Items from a figure collection:
******************************

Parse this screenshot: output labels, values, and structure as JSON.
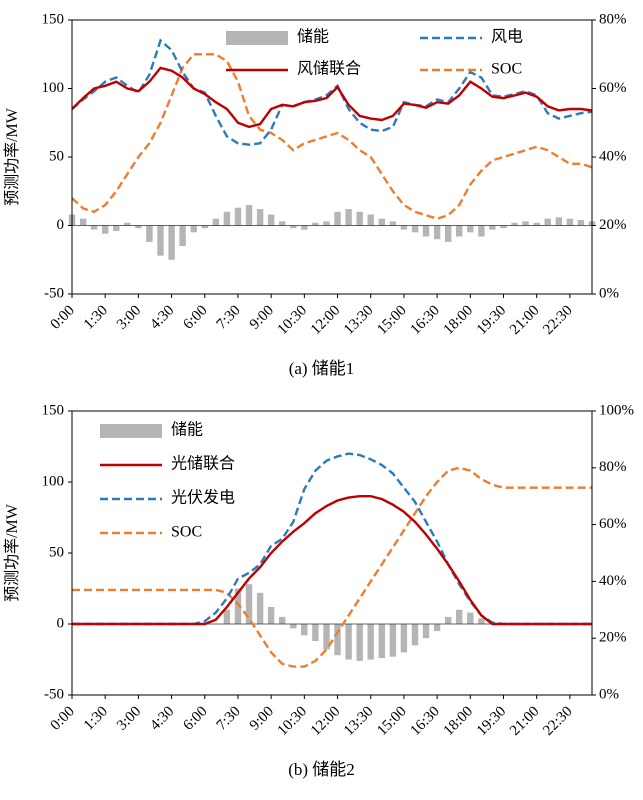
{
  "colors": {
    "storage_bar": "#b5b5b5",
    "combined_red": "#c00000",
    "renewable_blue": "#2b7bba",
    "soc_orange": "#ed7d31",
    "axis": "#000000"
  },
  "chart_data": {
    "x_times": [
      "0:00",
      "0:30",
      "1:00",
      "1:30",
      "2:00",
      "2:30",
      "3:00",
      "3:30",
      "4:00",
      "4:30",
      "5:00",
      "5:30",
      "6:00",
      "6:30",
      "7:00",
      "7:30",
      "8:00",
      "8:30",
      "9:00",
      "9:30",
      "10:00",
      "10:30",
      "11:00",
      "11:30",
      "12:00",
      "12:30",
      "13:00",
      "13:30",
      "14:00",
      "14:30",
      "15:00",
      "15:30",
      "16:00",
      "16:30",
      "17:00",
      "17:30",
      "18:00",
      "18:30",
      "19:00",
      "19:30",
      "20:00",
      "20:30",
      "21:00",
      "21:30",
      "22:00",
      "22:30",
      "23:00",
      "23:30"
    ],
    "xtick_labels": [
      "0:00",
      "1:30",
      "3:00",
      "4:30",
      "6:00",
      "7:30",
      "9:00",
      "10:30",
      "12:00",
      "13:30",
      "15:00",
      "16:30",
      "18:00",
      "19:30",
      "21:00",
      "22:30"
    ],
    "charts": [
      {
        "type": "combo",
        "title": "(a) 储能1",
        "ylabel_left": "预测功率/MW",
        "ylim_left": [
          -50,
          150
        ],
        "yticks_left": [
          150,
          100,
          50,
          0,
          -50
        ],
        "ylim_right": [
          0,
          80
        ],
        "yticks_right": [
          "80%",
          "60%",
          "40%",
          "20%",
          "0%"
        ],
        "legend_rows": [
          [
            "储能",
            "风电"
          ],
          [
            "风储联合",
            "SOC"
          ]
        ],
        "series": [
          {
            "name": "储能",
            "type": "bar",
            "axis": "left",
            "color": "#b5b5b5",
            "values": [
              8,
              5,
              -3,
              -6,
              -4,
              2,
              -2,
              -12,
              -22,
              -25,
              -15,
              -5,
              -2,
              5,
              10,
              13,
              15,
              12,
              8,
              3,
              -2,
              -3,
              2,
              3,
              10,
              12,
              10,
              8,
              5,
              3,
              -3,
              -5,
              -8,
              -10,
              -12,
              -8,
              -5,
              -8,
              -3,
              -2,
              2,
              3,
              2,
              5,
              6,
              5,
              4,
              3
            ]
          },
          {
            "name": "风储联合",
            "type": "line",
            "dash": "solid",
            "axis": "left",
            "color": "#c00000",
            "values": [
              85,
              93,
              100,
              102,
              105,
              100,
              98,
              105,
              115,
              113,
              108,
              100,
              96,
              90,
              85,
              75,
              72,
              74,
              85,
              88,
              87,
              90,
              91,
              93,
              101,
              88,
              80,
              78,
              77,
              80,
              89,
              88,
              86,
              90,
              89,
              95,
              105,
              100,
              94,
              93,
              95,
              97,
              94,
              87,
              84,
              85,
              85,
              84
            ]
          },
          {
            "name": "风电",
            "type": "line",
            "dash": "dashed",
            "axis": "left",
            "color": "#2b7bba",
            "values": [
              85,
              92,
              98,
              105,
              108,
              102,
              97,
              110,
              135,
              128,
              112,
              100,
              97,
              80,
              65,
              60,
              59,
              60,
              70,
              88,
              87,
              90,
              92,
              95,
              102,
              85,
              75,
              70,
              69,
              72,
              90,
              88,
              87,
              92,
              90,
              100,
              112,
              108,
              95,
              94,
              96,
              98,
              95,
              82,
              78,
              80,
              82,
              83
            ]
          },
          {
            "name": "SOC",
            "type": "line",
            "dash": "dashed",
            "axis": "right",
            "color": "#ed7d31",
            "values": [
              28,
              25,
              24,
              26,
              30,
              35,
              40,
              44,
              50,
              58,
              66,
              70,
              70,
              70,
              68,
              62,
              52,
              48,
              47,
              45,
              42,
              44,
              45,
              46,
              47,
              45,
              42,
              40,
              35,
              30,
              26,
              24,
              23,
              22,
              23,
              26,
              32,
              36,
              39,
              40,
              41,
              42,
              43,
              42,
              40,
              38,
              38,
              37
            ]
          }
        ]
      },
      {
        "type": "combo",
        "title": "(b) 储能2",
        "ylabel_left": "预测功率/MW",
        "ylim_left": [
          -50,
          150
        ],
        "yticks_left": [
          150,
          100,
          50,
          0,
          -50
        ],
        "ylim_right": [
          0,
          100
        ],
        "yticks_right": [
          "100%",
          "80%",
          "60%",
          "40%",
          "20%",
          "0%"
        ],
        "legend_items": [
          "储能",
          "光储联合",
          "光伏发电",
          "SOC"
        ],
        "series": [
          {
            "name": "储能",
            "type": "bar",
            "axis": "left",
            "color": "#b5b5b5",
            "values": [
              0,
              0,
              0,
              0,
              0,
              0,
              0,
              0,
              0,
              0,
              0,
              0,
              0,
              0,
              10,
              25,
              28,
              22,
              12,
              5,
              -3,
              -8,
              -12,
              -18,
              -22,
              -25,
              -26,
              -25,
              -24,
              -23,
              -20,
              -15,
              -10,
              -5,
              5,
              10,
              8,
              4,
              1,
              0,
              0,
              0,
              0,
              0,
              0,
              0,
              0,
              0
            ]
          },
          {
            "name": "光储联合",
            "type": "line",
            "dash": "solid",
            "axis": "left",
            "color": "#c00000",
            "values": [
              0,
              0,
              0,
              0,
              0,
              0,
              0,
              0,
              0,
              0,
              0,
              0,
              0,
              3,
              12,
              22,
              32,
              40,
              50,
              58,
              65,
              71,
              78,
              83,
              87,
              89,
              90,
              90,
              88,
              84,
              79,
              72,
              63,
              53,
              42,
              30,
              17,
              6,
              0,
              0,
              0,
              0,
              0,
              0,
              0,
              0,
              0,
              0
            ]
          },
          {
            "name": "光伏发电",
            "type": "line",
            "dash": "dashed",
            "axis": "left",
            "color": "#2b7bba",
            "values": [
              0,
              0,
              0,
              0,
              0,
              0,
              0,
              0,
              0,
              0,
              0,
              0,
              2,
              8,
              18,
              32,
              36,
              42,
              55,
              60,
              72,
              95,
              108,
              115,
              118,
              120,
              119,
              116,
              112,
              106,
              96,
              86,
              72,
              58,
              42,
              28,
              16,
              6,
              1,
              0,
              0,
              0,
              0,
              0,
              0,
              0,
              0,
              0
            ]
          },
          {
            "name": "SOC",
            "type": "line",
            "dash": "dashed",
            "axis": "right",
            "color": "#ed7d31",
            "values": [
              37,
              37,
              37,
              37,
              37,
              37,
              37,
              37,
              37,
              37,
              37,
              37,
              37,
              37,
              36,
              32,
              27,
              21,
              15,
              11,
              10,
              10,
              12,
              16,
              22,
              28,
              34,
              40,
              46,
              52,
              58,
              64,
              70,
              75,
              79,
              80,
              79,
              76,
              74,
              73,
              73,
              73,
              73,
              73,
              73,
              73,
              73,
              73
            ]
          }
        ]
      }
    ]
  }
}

******************************

# Task to carry out:
Leave the pictures out, and print every line of the listing exactly as written.

# Task result:
Parse this screenshot: output labels, values, and structure as JSON.
{
  "colors": {
    "storage_bar": "#b5b5b5",
    "combined_red": "#c00000",
    "renewable_blue": "#2b7bba",
    "soc_orange": "#ed7d31",
    "axis": "#000000"
  },
  "chart_data": {
    "x_times": [
      "0:00",
      "0:30",
      "1:00",
      "1:30",
      "2:00",
      "2:30",
      "3:00",
      "3:30",
      "4:00",
      "4:30",
      "5:00",
      "5:30",
      "6:00",
      "6:30",
      "7:00",
      "7:30",
      "8:00",
      "8:30",
      "9:00",
      "9:30",
      "10:00",
      "10:30",
      "11:00",
      "11:30",
      "12:00",
      "12:30",
      "13:00",
      "13:30",
      "14:00",
      "14:30",
      "15:00",
      "15:30",
      "16:00",
      "16:30",
      "17:00",
      "17:30",
      "18:00",
      "18:30",
      "19:00",
      "19:30",
      "20:00",
      "20:30",
      "21:00",
      "21:30",
      "22:00",
      "22:30",
      "23:00",
      "23:30"
    ],
    "xtick_labels": [
      "0:00",
      "1:30",
      "3:00",
      "4:30",
      "6:00",
      "7:30",
      "9:00",
      "10:30",
      "12:00",
      "13:30",
      "15:00",
      "16:30",
      "18:00",
      "19:30",
      "21:00",
      "22:30"
    ],
    "charts": [
      {
        "type": "combo",
        "title": "(a) 储能1",
        "ylabel_left": "预测功率/MW",
        "ylim_left": [
          -50,
          150
        ],
        "yticks_left": [
          150,
          100,
          50,
          0,
          -50
        ],
        "ylim_right": [
          0,
          80
        ],
        "yticks_right": [
          "80%",
          "60%",
          "40%",
          "20%",
          "0%"
        ],
        "legend_rows": [
          [
            "储能",
            "风电"
          ],
          [
            "风储联合",
            "SOC"
          ]
        ],
        "series": [
          {
            "name": "储能",
            "type": "bar",
            "axis": "left",
            "color": "#b5b5b5",
            "values": [
              8,
              5,
              -3,
              -6,
              -4,
              2,
              -2,
              -12,
              -22,
              -25,
              -15,
              -5,
              -2,
              5,
              10,
              13,
              15,
              12,
              8,
              3,
              -2,
              -3,
              2,
              3,
              10,
              12,
              10,
              8,
              5,
              3,
              -3,
              -5,
              -8,
              -10,
              -12,
              -8,
              -5,
              -8,
              -3,
              -2,
              2,
              3,
              2,
              5,
              6,
              5,
              4,
              3
            ]
          },
          {
            "name": "风储联合",
            "type": "line",
            "dash": "solid",
            "axis": "left",
            "color": "#c00000",
            "values": [
              85,
              93,
              100,
              102,
              105,
              100,
              98,
              105,
              115,
              113,
              108,
              100,
              96,
              90,
              85,
              75,
              72,
              74,
              85,
              88,
              87,
              90,
              91,
              93,
              101,
              88,
              80,
              78,
              77,
              80,
              89,
              88,
              86,
              90,
              89,
              95,
              105,
              100,
              94,
              93,
              95,
              97,
              94,
              87,
              84,
              85,
              85,
              84
            ]
          },
          {
            "name": "风电",
            "type": "line",
            "dash": "dashed",
            "axis": "left",
            "color": "#2b7bba",
            "values": [
              85,
              92,
              98,
              105,
              108,
              102,
              97,
              110,
              135,
              128,
              112,
              100,
              97,
              80,
              65,
              60,
              59,
              60,
              70,
              88,
              87,
              90,
              92,
              95,
              102,
              85,
              75,
              70,
              69,
              72,
              90,
              88,
              87,
              92,
              90,
              100,
              112,
              108,
              95,
              94,
              96,
              98,
              95,
              82,
              78,
              80,
              82,
              83
            ]
          },
          {
            "name": "SOC",
            "type": "line",
            "dash": "dashed",
            "axis": "right",
            "color": "#ed7d31",
            "values": [
              28,
              25,
              24,
              26,
              30,
              35,
              40,
              44,
              50,
              58,
              66,
              70,
              70,
              70,
              68,
              62,
              52,
              48,
              47,
              45,
              42,
              44,
              45,
              46,
              47,
              45,
              42,
              40,
              35,
              30,
              26,
              24,
              23,
              22,
              23,
              26,
              32,
              36,
              39,
              40,
              41,
              42,
              43,
              42,
              40,
              38,
              38,
              37
            ]
          }
        ]
      },
      {
        "type": "combo",
        "title": "(b) 储能2",
        "ylabel_left": "预测功率/MW",
        "ylim_left": [
          -50,
          150
        ],
        "yticks_left": [
          150,
          100,
          50,
          0,
          -50
        ],
        "ylim_right": [
          0,
          100
        ],
        "yticks_right": [
          "100%",
          "80%",
          "60%",
          "40%",
          "20%",
          "0%"
        ],
        "legend_items": [
          "储能",
          "光储联合",
          "光伏发电",
          "SOC"
        ],
        "series": [
          {
            "name": "储能",
            "type": "bar",
            "axis": "left",
            "color": "#b5b5b5",
            "values": [
              0,
              0,
              0,
              0,
              0,
              0,
              0,
              0,
              0,
              0,
              0,
              0,
              0,
              0,
              10,
              25,
              28,
              22,
              12,
              5,
              -3,
              -8,
              -12,
              -18,
              -22,
              -25,
              -26,
              -25,
              -24,
              -23,
              -20,
              -15,
              -10,
              -5,
              5,
              10,
              8,
              4,
              1,
              0,
              0,
              0,
              0,
              0,
              0,
              0,
              0,
              0
            ]
          },
          {
            "name": "光储联合",
            "type": "line",
            "dash": "solid",
            "axis": "left",
            "color": "#c00000",
            "values": [
              0,
              0,
              0,
              0,
              0,
              0,
              0,
              0,
              0,
              0,
              0,
              0,
              0,
              3,
              12,
              22,
              32,
              40,
              50,
              58,
              65,
              71,
              78,
              83,
              87,
              89,
              90,
              90,
              88,
              84,
              79,
              72,
              63,
              53,
              42,
              30,
              17,
              6,
              0,
              0,
              0,
              0,
              0,
              0,
              0,
              0,
              0,
              0
            ]
          },
          {
            "name": "光伏发电",
            "type": "line",
            "dash": "dashed",
            "axis": "left",
            "color": "#2b7bba",
            "values": [
              0,
              0,
              0,
              0,
              0,
              0,
              0,
              0,
              0,
              0,
              0,
              0,
              2,
              8,
              18,
              32,
              36,
              42,
              55,
              60,
              72,
              95,
              108,
              115,
              118,
              120,
              119,
              116,
              112,
              106,
              96,
              86,
              72,
              58,
              42,
              28,
              16,
              6,
              1,
              0,
              0,
              0,
              0,
              0,
              0,
              0,
              0,
              0
            ]
          },
          {
            "name": "SOC",
            "type": "line",
            "dash": "dashed",
            "axis": "right",
            "color": "#ed7d31",
            "values": [
              37,
              37,
              37,
              37,
              37,
              37,
              37,
              37,
              37,
              37,
              37,
              37,
              37,
              37,
              36,
              32,
              27,
              21,
              15,
              11,
              10,
              10,
              12,
              16,
              22,
              28,
              34,
              40,
              46,
              52,
              58,
              64,
              70,
              75,
              79,
              80,
              79,
              76,
              74,
              73,
              73,
              73,
              73,
              73,
              73,
              73,
              73,
              73
            ]
          }
        ]
      }
    ]
  }
}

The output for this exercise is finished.